---- Exercise inputs

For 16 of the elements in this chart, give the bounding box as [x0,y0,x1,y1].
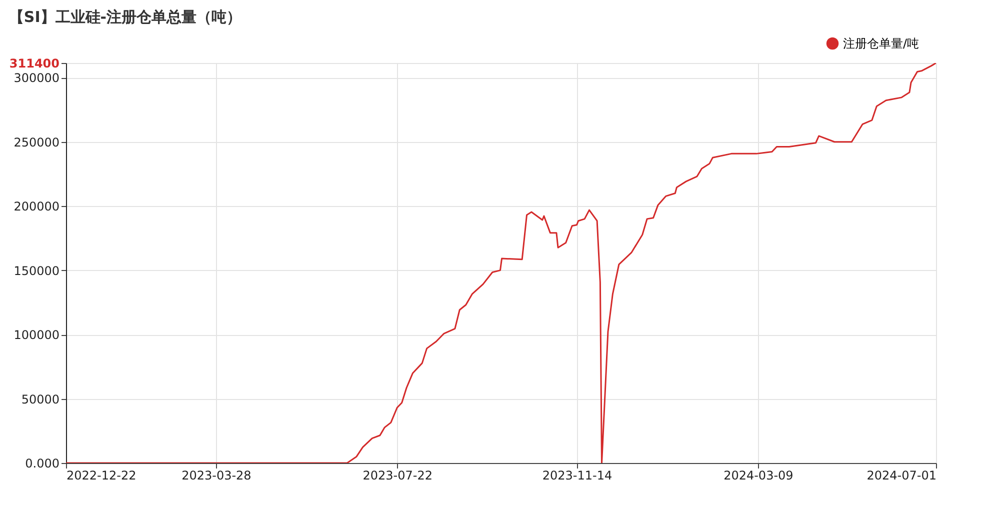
x-tick-label: 2023-07-22 [362,468,433,482]
y-tick-label: 300000 [14,71,60,86]
x-tick-label: 2022-12-22 [66,468,136,482]
chart-title: 【SI】工业硅-注册仓单总量（吨） [8,8,242,26]
x-tick-label: 2023-03-28 [182,468,252,482]
y-tick-label: 200000 [14,200,60,214]
legend-label: 注册仓单量/吨 [843,36,920,50]
y-tick-label: 311400 [9,56,60,70]
y-tick-label: 50000 [21,392,60,406]
x-tick-label: 2024-07-01 [866,468,936,482]
x-tick-label: 2024-03-09 [724,468,794,482]
x-tick-label: 2023-11-14 [542,468,612,482]
y-tick-label: 0.000 [25,456,60,470]
y-tick-label: 100000 [14,328,60,342]
y-tick-label: 250000 [14,135,60,150]
y-tick-label: 150000 [14,264,60,278]
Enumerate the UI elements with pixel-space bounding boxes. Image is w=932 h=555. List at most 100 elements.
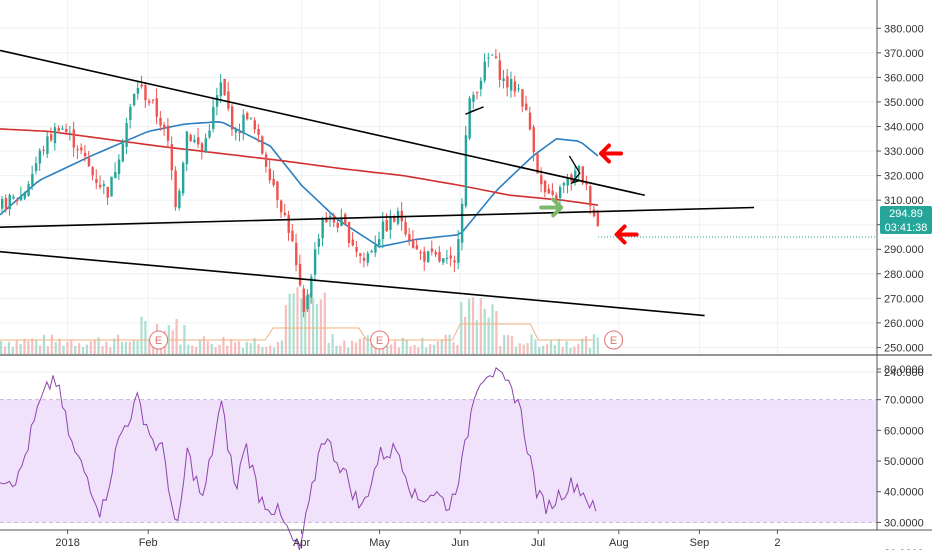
volume-bar: [113, 338, 116, 354]
candle-body: [536, 153, 539, 174]
candle-body: [355, 247, 358, 252]
candle-body: [321, 218, 324, 239]
candle-body: [427, 251, 430, 263]
candle-body: [68, 132, 72, 134]
rsi-line: [0, 367, 597, 552]
x-tick-label: Sep: [690, 537, 710, 549]
candle-body: [562, 182, 566, 186]
volume-bar: [483, 308, 486, 354]
candle-body: [366, 253, 370, 263]
candle-body: [506, 76, 509, 88]
candle-body: [574, 170, 577, 183]
candle-body: [34, 163, 38, 171]
volume-bar: [366, 335, 369, 354]
candle-body: [347, 222, 351, 243]
candle-body: [419, 252, 422, 254]
candle-body: [442, 258, 445, 263]
candle-body: [581, 166, 584, 184]
volume-bar: [471, 297, 475, 354]
volume-bar: [198, 340, 202, 354]
candle-body: [532, 127, 535, 153]
candle-body: [555, 194, 558, 199]
candle-body: [31, 173, 34, 186]
candle-body: [204, 138, 207, 153]
candle-body: [438, 251, 441, 262]
earnings-marker: [149, 330, 169, 350]
candle-body: [411, 239, 415, 248]
candle-body: [306, 294, 309, 310]
candle-body: [257, 128, 260, 135]
price-tick-label: 260.000: [884, 318, 924, 330]
price-tick-label: 360.000: [884, 72, 924, 84]
volume-bar: [117, 334, 120, 354]
candle-body: [558, 187, 562, 199]
volume-bar: [187, 344, 190, 354]
candle-body: [208, 130, 211, 138]
volume-bar: [124, 341, 127, 354]
candle-body: [242, 114, 245, 134]
volume-bar: [339, 345, 342, 354]
x-tick-label: 2: [774, 537, 780, 549]
candle-body: [155, 98, 158, 117]
candle-body: [246, 112, 249, 120]
volume-bar: [179, 344, 182, 354]
volume-bar: [101, 346, 104, 354]
candle-body: [317, 238, 321, 247]
candle-body: [513, 81, 517, 92]
volume-bar: [109, 347, 112, 354]
volume-bar: [514, 346, 517, 354]
candle-body: [325, 217, 328, 222]
volume-bar: [273, 347, 276, 354]
volume-bar: [257, 344, 260, 354]
x-tick-label: Jun: [451, 537, 469, 549]
volume-bar: [319, 299, 322, 354]
arrow-head: [614, 224, 627, 245]
price-tick-label: 270.000: [884, 293, 924, 305]
candle-body: [83, 152, 87, 157]
volume-bar: [546, 343, 549, 354]
candle-body: [38, 150, 42, 164]
candle-body: [200, 143, 204, 151]
volume-bar: [175, 318, 178, 354]
candle-body: [253, 120, 256, 130]
x-tick-label: Apr: [293, 537, 310, 549]
candle-body: [502, 78, 505, 82]
earnings-marker-label: E: [610, 335, 617, 347]
volume-bar: [335, 345, 338, 354]
candle-body: [328, 216, 332, 219]
candle-body: [174, 170, 177, 208]
volume-bar: [31, 338, 34, 354]
volume-bar: [245, 341, 248, 354]
candle-body: [12, 196, 15, 199]
candle-body: [46, 136, 49, 154]
candle-body: [1, 198, 4, 209]
trendline: [0, 206, 755, 228]
candle-body: [230, 106, 234, 130]
volume-bar: [397, 347, 400, 354]
volume-bar: [292, 293, 295, 354]
volume-bar: [105, 341, 108, 354]
volume-bar: [405, 340, 408, 354]
volume-bar: [230, 339, 233, 354]
volume-bar: [296, 287, 299, 354]
x-tick-label: 2018: [55, 537, 79, 549]
volume-bar: [487, 317, 490, 354]
candle-body: [491, 54, 494, 56]
candle-body: [487, 57, 490, 59]
candle-body: [449, 255, 453, 259]
x-tick-label: Aug: [609, 537, 629, 549]
candle-body: [313, 249, 317, 275]
trendline: [0, 49, 645, 197]
candle-body: [509, 78, 513, 91]
price-label-countdown: 03:41:38: [885, 222, 928, 234]
volume-bar: [573, 346, 576, 354]
candle-body: [359, 253, 362, 256]
volume-bar: [534, 339, 537, 354]
candle-body: [140, 84, 143, 87]
candle-body: [498, 60, 502, 81]
candle-body: [381, 221, 385, 240]
candle-body: [283, 212, 287, 216]
candle-body: [494, 56, 498, 58]
candle-body: [464, 135, 468, 207]
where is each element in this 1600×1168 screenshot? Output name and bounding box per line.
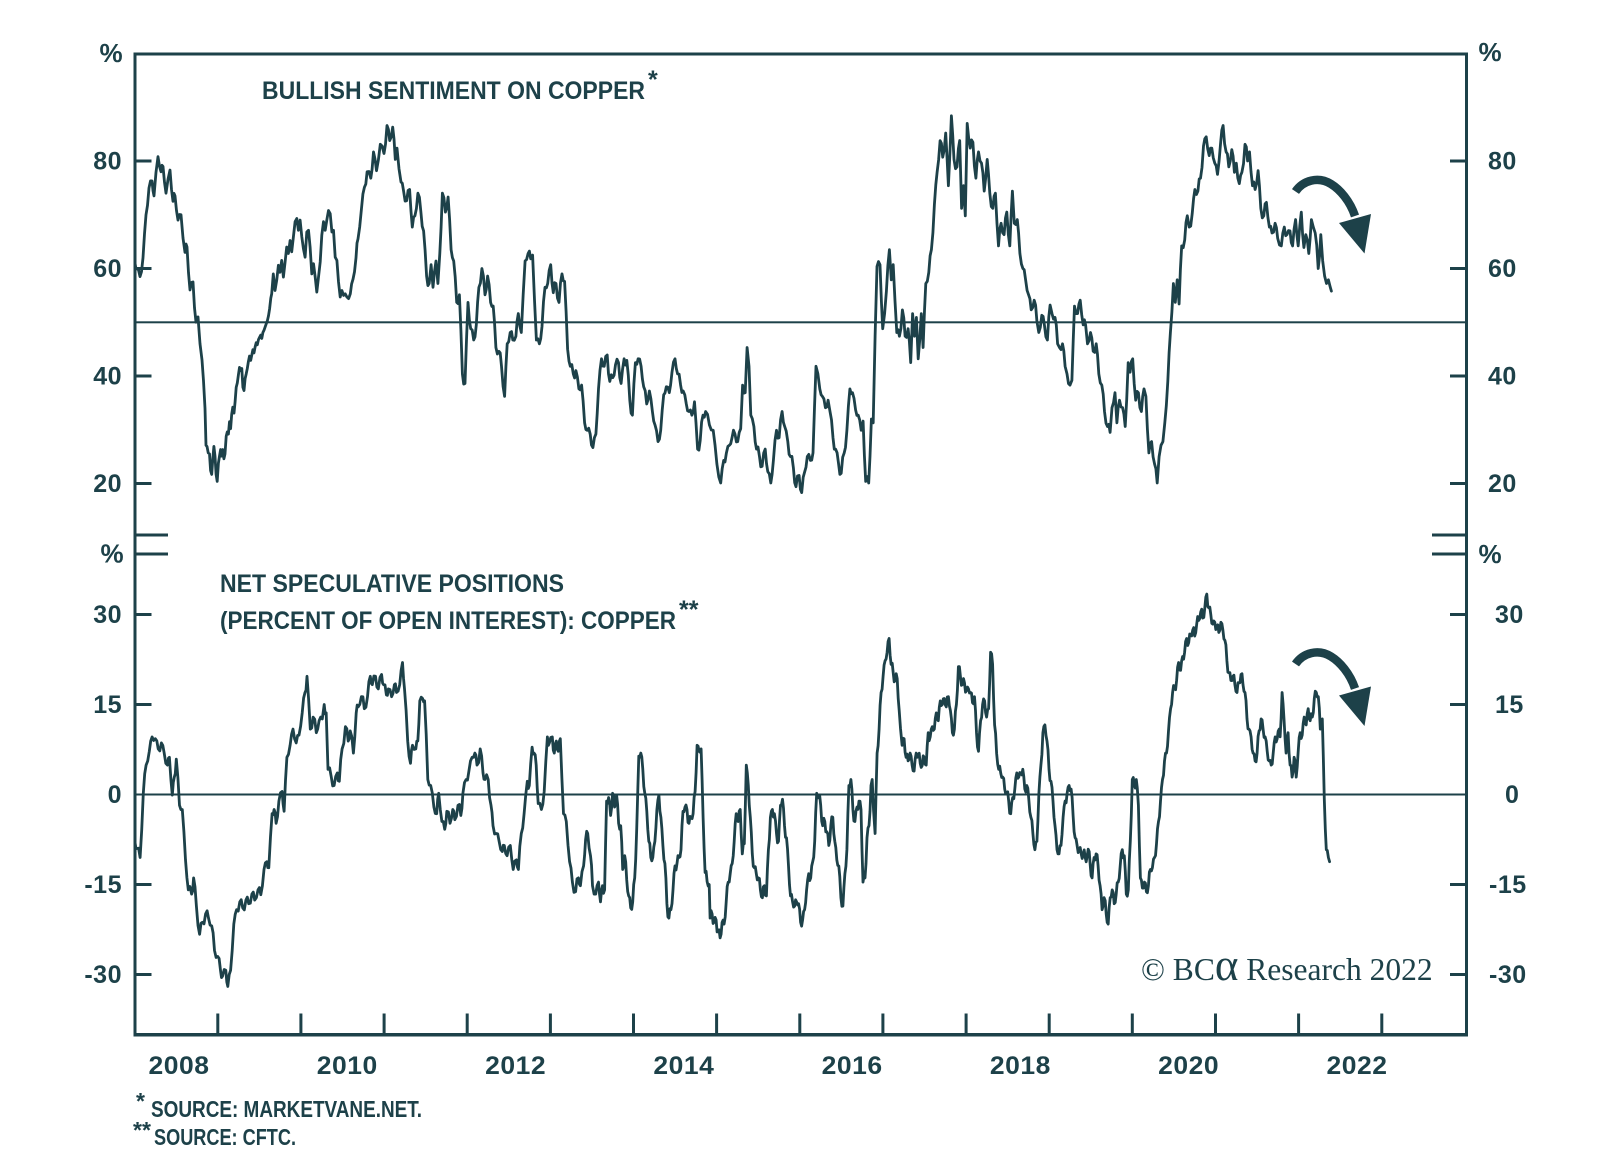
svg-text:80: 80 bbox=[1488, 148, 1517, 176]
svg-text:-15: -15 bbox=[84, 871, 122, 899]
svg-text:20: 20 bbox=[93, 470, 122, 498]
svg-text:2022: 2022 bbox=[1327, 1052, 1388, 1080]
svg-text:SOURCE: CFTC.: SOURCE: CFTC. bbox=[154, 1124, 296, 1150]
svg-text:SOURCE: MARKETVANE.NET.: SOURCE: MARKETVANE.NET. bbox=[151, 1096, 422, 1122]
svg-text:15: 15 bbox=[1495, 691, 1524, 719]
svg-text:40: 40 bbox=[93, 363, 122, 391]
svg-text:2020: 2020 bbox=[1158, 1052, 1219, 1080]
svg-text:BULLISH SENTIMENT ON COPPER: BULLISH SENTIMENT ON COPPER bbox=[262, 77, 645, 105]
svg-text:NET SPECULATIVE POSITIONS: NET SPECULATIVE POSITIONS bbox=[220, 570, 564, 598]
svg-text:2016: 2016 bbox=[822, 1052, 883, 1080]
svg-text:**: ** bbox=[133, 1117, 151, 1143]
svg-text:2012: 2012 bbox=[485, 1052, 546, 1080]
svg-text:60: 60 bbox=[1488, 255, 1517, 283]
svg-text:%: % bbox=[1478, 37, 1501, 67]
svg-text:%: % bbox=[100, 539, 123, 569]
svg-text:60: 60 bbox=[93, 255, 122, 283]
svg-text:**: ** bbox=[679, 596, 699, 624]
svg-text:%: % bbox=[1478, 539, 1501, 569]
svg-text:15: 15 bbox=[93, 691, 122, 719]
svg-text:30: 30 bbox=[1495, 601, 1524, 629]
svg-text:0: 0 bbox=[108, 781, 122, 809]
svg-text:-30: -30 bbox=[84, 961, 122, 989]
svg-text:0: 0 bbox=[1505, 781, 1519, 809]
svg-text:2008: 2008 bbox=[149, 1052, 210, 1080]
svg-text:2014: 2014 bbox=[653, 1052, 714, 1080]
svg-text:%: % bbox=[99, 38, 122, 68]
svg-text:30: 30 bbox=[93, 601, 122, 629]
svg-text:-30: -30 bbox=[1489, 961, 1527, 989]
svg-text:80: 80 bbox=[93, 148, 122, 176]
svg-text:*: * bbox=[648, 66, 658, 94]
svg-text:20: 20 bbox=[1488, 470, 1517, 498]
svg-text:40: 40 bbox=[1488, 363, 1517, 391]
svg-text:2018: 2018 bbox=[990, 1052, 1051, 1080]
svg-text:-15: -15 bbox=[1489, 871, 1527, 899]
svg-text:2010: 2010 bbox=[317, 1052, 378, 1080]
svg-text:*: * bbox=[136, 1088, 145, 1114]
svg-text:(PERCENT OF OPEN INTEREST): CO: (PERCENT OF OPEN INTEREST): COPPER bbox=[220, 607, 676, 635]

--------

Challenge
Give the lines of the data from the line containing "x-tick-label: 2023-07-22 [362,468,433,482]" through the line containing "y-tick-label: 150000 [14,264,60,278]", both included, as a numbered list with blank lines omitted.

Answer below
1. x-tick-label: 2023-07-22 [362,468,433,482]
2. y-tick-label: 300000 [14,71,60,86]
3. x-tick-label: 2022-12-22 [66,468,136,482]
4. chart-title: 【SI】工业硅-注册仓单总量（吨） [8,8,242,26]
5. x-tick-label: 2023-03-28 [182,468,252,482]
6. y-tick-label: 200000 [14,200,60,214]
7. legend-label: 注册仓单量/吨 [843,36,920,50]
8. y-tick-label: 311400 [9,56,60,70]
9. y-tick-label: 50000 [21,392,60,406]
10. x-tick-label: 2024-07-01 [866,468,936,482]
11. x-tick-label: 2024-03-09 [724,468,794,482]
12. x-tick-label: 2023-11-14 [542,468,612,482]
13. y-tick-label: 0.000 [25,456,60,470]
14. y-tick-label: 100000 [14,328,60,342]
15. y-tick-label: 250000 [14,135,60,150]
16. y-tick-label: 150000 [14,264,60,278]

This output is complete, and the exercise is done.